● What the task requires: Arrange the item lines from the one containing "119, 402, 138]" through the one containing "418, 571, 460]" as a numbered list, both ends included. Leave out any blank lines.

[Annotated entries for each item]
..........

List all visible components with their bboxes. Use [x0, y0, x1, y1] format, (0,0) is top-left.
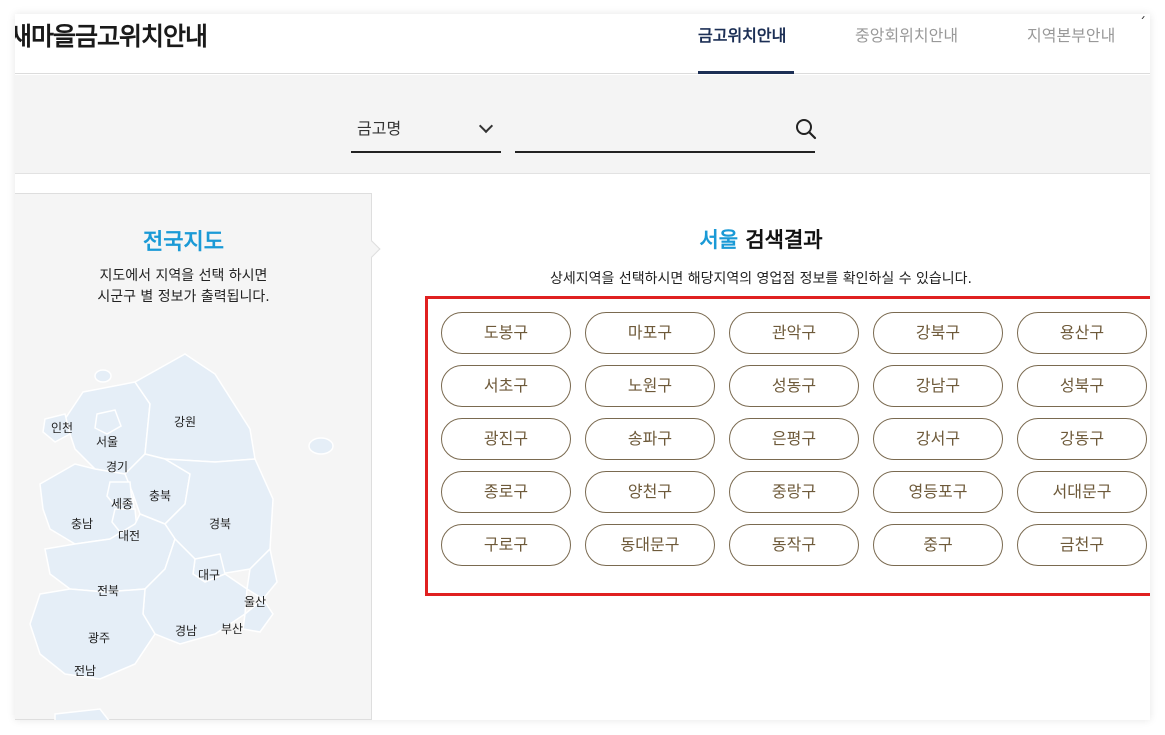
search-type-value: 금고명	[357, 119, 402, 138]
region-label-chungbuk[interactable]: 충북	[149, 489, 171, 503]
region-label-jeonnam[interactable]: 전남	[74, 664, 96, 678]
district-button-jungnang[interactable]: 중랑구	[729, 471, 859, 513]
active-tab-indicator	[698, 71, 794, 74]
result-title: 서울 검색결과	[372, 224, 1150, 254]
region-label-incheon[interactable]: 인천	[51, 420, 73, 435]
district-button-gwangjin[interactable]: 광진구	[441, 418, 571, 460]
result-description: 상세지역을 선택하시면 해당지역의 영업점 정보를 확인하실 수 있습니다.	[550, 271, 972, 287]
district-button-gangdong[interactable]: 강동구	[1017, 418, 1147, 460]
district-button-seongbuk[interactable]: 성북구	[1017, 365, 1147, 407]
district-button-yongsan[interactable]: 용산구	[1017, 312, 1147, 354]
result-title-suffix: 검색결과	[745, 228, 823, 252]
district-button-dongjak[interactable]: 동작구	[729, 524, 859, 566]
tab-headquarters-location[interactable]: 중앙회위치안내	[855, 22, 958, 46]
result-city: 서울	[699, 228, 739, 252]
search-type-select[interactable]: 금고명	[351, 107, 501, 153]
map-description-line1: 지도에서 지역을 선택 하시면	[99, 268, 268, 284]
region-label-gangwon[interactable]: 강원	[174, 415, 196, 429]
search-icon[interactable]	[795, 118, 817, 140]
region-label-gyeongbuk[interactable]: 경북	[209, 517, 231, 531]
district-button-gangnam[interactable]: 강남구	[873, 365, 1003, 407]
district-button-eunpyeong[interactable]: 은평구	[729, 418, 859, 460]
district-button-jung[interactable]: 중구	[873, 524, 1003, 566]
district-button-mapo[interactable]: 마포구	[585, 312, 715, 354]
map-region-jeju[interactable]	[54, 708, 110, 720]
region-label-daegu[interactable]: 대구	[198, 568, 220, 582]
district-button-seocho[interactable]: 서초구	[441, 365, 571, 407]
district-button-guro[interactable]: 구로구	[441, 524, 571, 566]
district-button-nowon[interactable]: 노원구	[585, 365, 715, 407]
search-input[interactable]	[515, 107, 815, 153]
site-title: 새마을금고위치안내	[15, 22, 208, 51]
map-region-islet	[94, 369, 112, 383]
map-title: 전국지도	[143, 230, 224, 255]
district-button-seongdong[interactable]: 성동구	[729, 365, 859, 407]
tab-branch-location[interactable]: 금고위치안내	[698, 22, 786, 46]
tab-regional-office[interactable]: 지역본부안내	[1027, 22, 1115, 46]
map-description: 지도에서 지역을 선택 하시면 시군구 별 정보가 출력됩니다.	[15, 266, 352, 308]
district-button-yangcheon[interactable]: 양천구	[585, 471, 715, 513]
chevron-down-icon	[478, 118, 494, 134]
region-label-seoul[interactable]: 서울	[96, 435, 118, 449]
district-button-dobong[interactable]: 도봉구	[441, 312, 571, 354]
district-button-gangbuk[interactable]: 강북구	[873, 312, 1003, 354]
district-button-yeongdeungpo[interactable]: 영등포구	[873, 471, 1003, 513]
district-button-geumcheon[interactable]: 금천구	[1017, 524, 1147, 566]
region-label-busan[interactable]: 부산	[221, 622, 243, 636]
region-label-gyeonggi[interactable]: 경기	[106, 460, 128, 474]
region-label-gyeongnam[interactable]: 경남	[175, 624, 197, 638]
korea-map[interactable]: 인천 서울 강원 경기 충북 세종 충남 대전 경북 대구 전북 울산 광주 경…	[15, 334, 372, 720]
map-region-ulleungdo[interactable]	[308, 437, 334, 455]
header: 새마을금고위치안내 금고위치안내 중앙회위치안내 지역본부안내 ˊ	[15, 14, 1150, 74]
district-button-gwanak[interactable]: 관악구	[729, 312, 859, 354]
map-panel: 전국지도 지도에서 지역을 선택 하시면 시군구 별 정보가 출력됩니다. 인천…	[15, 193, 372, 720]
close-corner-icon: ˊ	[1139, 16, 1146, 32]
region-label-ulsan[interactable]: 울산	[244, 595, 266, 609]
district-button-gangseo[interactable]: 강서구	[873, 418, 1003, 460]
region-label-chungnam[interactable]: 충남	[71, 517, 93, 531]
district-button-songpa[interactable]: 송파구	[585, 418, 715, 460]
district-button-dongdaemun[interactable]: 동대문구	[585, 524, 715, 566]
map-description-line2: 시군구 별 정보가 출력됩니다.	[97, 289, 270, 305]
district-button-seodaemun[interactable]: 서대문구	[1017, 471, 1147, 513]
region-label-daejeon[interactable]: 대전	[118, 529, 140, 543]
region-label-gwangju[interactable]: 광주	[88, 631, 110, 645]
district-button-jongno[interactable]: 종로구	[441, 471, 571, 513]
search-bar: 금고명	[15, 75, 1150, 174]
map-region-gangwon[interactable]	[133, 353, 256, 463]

..........

● The reply:
1. search-type-value: 금고명	[357, 119, 402, 138]
2. region-label-chungbuk[interactable]: 충북	[149, 489, 171, 503]
3. region-label-jeonnam[interactable]: 전남	[74, 664, 96, 678]
4. district-button-jungnang[interactable]: 중랑구	[729, 471, 859, 513]
5. active-tab-indicator	[698, 71, 794, 74]
6. result-title: 서울 검색결과	[372, 224, 1150, 254]
7. region-label-incheon[interactable]: 인천	[51, 420, 73, 435]
8. district-button-gwangjin[interactable]: 광진구	[441, 418, 571, 460]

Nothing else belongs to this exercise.